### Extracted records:
>> Begin
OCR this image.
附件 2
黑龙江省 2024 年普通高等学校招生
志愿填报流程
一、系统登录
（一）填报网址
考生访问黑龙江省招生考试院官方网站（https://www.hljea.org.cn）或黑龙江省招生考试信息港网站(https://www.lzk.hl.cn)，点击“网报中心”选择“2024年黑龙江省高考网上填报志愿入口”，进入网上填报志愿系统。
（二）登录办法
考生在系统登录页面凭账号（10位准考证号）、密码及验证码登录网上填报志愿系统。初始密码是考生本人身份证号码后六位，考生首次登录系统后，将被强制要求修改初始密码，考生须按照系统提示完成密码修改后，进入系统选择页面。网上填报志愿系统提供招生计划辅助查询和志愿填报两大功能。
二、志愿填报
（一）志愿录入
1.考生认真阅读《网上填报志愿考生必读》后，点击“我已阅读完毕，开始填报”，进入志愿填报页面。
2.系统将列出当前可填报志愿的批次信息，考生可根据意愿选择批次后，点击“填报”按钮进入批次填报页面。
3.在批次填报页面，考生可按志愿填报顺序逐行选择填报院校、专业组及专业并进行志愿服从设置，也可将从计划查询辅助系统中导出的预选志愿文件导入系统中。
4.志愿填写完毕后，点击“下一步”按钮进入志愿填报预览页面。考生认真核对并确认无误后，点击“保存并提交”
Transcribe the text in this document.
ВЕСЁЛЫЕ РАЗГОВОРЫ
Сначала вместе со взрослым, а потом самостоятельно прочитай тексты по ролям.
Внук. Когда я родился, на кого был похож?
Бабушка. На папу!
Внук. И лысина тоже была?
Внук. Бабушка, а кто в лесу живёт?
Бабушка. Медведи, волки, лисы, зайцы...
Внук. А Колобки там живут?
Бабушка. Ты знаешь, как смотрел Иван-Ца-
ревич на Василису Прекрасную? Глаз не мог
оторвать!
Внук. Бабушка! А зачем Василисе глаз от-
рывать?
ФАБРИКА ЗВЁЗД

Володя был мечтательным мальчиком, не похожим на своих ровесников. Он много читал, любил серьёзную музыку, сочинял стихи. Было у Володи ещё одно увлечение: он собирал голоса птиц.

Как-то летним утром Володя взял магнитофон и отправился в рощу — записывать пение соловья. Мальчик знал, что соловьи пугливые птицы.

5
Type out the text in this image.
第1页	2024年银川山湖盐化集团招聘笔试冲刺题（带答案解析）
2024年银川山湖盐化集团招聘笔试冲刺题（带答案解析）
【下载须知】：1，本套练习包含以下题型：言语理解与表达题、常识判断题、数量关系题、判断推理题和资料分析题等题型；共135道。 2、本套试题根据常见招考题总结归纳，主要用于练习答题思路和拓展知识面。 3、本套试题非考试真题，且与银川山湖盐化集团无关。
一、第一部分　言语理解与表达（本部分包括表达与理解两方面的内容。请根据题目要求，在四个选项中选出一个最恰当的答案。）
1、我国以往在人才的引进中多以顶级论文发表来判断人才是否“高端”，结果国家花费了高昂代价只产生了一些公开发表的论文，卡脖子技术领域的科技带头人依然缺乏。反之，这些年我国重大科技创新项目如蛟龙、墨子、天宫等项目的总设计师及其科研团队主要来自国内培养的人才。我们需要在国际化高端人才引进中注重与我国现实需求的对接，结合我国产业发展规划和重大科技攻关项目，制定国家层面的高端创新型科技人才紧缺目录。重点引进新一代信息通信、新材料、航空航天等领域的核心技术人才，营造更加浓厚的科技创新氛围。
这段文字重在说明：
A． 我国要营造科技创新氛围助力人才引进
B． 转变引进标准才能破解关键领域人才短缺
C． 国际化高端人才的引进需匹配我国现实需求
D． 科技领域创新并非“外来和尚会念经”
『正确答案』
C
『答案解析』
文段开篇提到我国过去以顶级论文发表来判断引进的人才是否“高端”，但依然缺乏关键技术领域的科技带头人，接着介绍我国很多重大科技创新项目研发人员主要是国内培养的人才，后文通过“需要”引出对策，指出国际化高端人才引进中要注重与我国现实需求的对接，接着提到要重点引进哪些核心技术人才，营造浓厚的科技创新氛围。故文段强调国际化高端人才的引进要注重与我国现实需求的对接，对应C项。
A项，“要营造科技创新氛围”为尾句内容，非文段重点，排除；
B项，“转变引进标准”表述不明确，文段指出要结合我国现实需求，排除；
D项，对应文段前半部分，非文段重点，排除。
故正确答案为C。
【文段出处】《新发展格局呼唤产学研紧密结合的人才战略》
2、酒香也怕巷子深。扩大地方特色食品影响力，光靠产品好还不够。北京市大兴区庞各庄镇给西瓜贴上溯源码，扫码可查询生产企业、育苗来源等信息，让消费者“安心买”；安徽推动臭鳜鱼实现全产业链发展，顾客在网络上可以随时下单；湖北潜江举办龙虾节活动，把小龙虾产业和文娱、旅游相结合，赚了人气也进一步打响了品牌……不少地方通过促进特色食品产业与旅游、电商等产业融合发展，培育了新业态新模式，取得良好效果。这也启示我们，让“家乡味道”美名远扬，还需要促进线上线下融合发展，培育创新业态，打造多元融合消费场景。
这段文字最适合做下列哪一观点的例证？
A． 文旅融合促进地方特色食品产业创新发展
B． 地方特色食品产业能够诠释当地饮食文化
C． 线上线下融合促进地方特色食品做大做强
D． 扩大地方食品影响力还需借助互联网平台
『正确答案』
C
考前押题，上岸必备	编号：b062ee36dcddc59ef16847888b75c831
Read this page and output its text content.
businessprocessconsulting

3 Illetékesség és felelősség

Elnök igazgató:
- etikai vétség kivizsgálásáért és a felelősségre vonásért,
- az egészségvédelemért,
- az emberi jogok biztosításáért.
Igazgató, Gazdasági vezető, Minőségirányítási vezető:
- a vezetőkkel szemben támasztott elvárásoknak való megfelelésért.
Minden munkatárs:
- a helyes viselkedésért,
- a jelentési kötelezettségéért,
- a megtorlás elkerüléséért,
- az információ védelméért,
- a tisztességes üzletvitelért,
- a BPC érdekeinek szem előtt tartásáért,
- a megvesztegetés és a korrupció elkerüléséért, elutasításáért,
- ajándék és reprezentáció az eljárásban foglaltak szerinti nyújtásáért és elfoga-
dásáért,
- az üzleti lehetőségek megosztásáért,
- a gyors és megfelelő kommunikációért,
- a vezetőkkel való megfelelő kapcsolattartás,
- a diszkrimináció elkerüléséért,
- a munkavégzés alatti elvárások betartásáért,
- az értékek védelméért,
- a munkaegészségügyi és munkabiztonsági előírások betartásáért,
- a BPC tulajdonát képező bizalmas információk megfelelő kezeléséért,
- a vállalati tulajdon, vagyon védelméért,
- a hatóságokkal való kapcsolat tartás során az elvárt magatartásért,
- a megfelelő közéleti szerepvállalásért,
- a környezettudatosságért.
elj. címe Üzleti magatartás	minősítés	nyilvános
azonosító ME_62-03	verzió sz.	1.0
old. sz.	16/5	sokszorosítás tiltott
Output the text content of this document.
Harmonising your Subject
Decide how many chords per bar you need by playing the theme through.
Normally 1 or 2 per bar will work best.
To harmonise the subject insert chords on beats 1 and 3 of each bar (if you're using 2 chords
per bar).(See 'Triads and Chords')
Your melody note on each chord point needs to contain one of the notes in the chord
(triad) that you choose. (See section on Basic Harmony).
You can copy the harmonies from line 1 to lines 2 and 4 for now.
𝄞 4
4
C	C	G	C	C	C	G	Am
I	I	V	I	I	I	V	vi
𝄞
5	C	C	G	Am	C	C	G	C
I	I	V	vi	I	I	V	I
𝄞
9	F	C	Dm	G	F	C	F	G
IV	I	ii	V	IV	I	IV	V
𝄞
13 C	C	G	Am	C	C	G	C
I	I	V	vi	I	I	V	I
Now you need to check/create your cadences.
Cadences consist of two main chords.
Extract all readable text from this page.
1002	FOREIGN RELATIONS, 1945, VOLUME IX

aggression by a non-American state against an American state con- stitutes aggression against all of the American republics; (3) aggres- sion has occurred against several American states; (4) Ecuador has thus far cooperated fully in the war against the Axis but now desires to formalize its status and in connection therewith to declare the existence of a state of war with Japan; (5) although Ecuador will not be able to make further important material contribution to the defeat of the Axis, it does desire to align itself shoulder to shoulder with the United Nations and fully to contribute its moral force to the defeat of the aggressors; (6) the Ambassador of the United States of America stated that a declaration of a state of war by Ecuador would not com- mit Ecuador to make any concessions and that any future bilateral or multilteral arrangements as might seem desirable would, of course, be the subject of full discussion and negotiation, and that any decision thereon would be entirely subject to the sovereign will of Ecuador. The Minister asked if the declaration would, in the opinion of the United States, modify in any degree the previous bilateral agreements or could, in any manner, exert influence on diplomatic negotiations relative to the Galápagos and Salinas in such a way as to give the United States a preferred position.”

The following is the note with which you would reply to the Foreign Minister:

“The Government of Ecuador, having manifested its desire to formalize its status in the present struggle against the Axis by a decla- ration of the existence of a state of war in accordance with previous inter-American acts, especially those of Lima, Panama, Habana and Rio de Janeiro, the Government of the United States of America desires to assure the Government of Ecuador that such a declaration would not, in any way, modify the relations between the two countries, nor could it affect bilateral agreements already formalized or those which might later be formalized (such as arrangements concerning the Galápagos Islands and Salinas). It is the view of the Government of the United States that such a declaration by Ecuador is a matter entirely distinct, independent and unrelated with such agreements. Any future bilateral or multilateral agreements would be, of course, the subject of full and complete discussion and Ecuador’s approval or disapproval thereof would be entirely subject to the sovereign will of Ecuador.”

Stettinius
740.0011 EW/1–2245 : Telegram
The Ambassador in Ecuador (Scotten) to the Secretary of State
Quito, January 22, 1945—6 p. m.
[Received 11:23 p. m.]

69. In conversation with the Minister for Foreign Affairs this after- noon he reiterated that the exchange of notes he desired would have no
>> End
### Given problem:
Show, from the listing above, each line that contains the word "Бабушка".

### Task result:
Бабушка. На папу!
Внук. Бабушка, а кто в лесу живёт?
Бабушка. Медведи, волки, лисы, зайцы...
Бабушка. Ты знаешь, как смотрел Иван-Ца-
Внук. Бабушка! А зачем Василисе глаз от-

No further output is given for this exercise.